Records:
-- BEGIN --

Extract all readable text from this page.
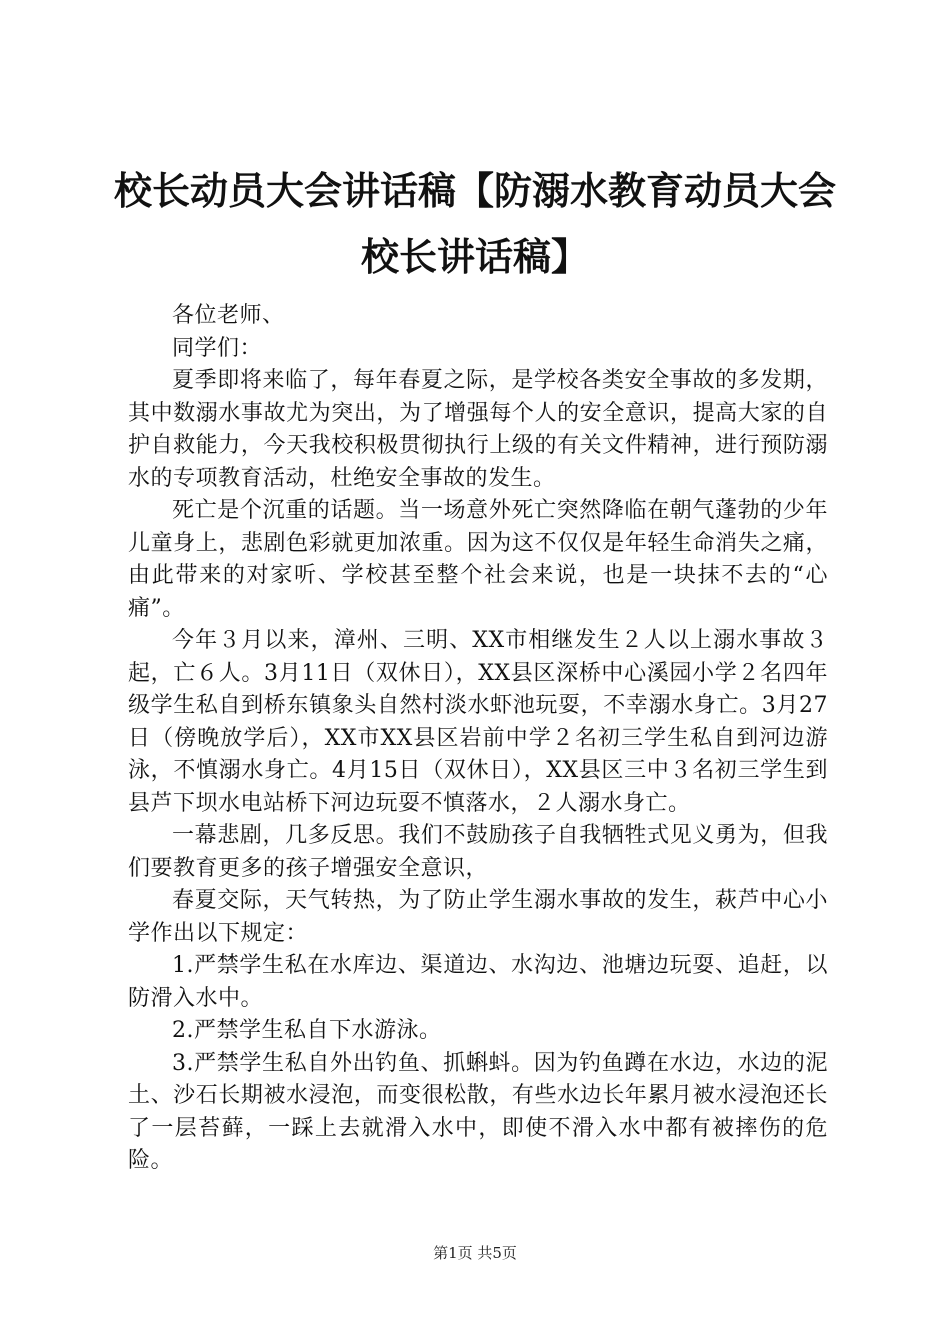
校长动员大会讲话稿【防溺水教育动员大会校长讲话稿】

各位老师、

同学们：

夏季即将来临了，每年春夏之际，是学校各类安全事故的多发期，其中数溺水事故尤为突出，为了增强每个人的安全意识，提高大家的自护自救能力，今天我校积极贯彻执行上级的有关文件精神，进行预防溺水的专项教育活动，杜绝安全事故的发生。

死亡是个沉重的话题。当一场意外死亡突然降临在朝气蓬勃的少年儿童身上，悲剧色彩就更加浓重。因为这不仅仅是年轻生命消失之痛，由此带来的对家听、学校甚至整个社会来说，也是一块抹不去的“心痛”。

今年３月以来，漳州、三明、XX市相继发生２人以上溺水事故３起，亡６人。3月11日（双休日），XX县区深桥中心溪园小学２名四年级学生私自到桥东镇象头自然村淡水虾池玩耍，不幸溺水身亡。3月27日（傍晚放学后），XX市XX县区岩前中学２名初三学生私自到河边游泳，不慎溺水身亡。4月15日（双休日），XX县区三中３名初三学生到县芦下坝水电站桥下河边玩耍不慎落水，２人溺水身亡。

一幕悲剧，几多反思。我们不鼓励孩子自我牺牲式见义勇为，但我们要教育更多的孩子增强安全意识，

春夏交际，天气转热，为了防止学生溺水事故的发生，萩芦中心小学作出以下规定：

1.严禁学生私在水库边、渠道边、水沟边、池塘边玩耍、追赶，以防滑入水中。

2.严禁学生私自下水游泳。

3.严禁学生私自外出钓鱼、抓蝌蚪。因为钓鱼蹲在水边，水边的泥土、沙石长期被水浸泡，而变很松散，有些水边长年累月被水浸泡还长了一层苔藓，一踩上去就滑入水中，即使不滑入水中都有被摔伤的危险。

第1页 共5页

-- END --

Repeat the preceding records precisely, and leave every picture out of the copy.

▶ [Full solution]:
Extract all readable text from this page.
校长动员大会讲话稿【防溺水教育动员大会校长讲话稿】

各位老师、

同学们：

夏季即将来临了，每年春夏之际，是学校各类安全事故的多发期，其中数溺水事故尤为突出，为了增强每个人的安全意识，提高大家的自护自救能力，今天我校积极贯彻执行上级的有关文件精神，进行预防溺水的专项教育活动，杜绝安全事故的发生。

死亡是个沉重的话题。当一场意外死亡突然降临在朝气蓬勃的少年儿童身上，悲剧色彩就更加浓重。因为这不仅仅是年轻生命消失之痛，由此带来的对家听、学校甚至整个社会来说，也是一块抹不去的“心痛”。

今年３月以来，漳州、三明、XX市相继发生２人以上溺水事故３起，亡６人。3月11日（双休日），XX县区深桥中心溪园小学２名四年级学生私自到桥东镇象头自然村淡水虾池玩耍，不幸溺水身亡。3月27日（傍晚放学后），XX市XX县区岩前中学２名初三学生私自到河边游泳，不慎溺水身亡。4月15日（双休日），XX县区三中３名初三学生到县芦下坝水电站桥下河边玩耍不慎落水，２人溺水身亡。

一幕悲剧，几多反思。我们不鼓励孩子自我牺牲式见义勇为，但我们要教育更多的孩子增强安全意识，

春夏交际，天气转热，为了防止学生溺水事故的发生，萩芦中心小学作出以下规定：

1.严禁学生私在水库边、渠道边、水沟边、池塘边玩耍、追赶，以防滑入水中。

2.严禁学生私自下水游泳。

3.严禁学生私自外出钓鱼、抓蝌蚪。因为钓鱼蹲在水边，水边的泥土、沙石长期被水浸泡，而变很松散，有些水边长年累月被水浸泡还长了一层苔藓，一踩上去就滑入水中，即使不滑入水中都有被摔伤的危险。

第1页 共5页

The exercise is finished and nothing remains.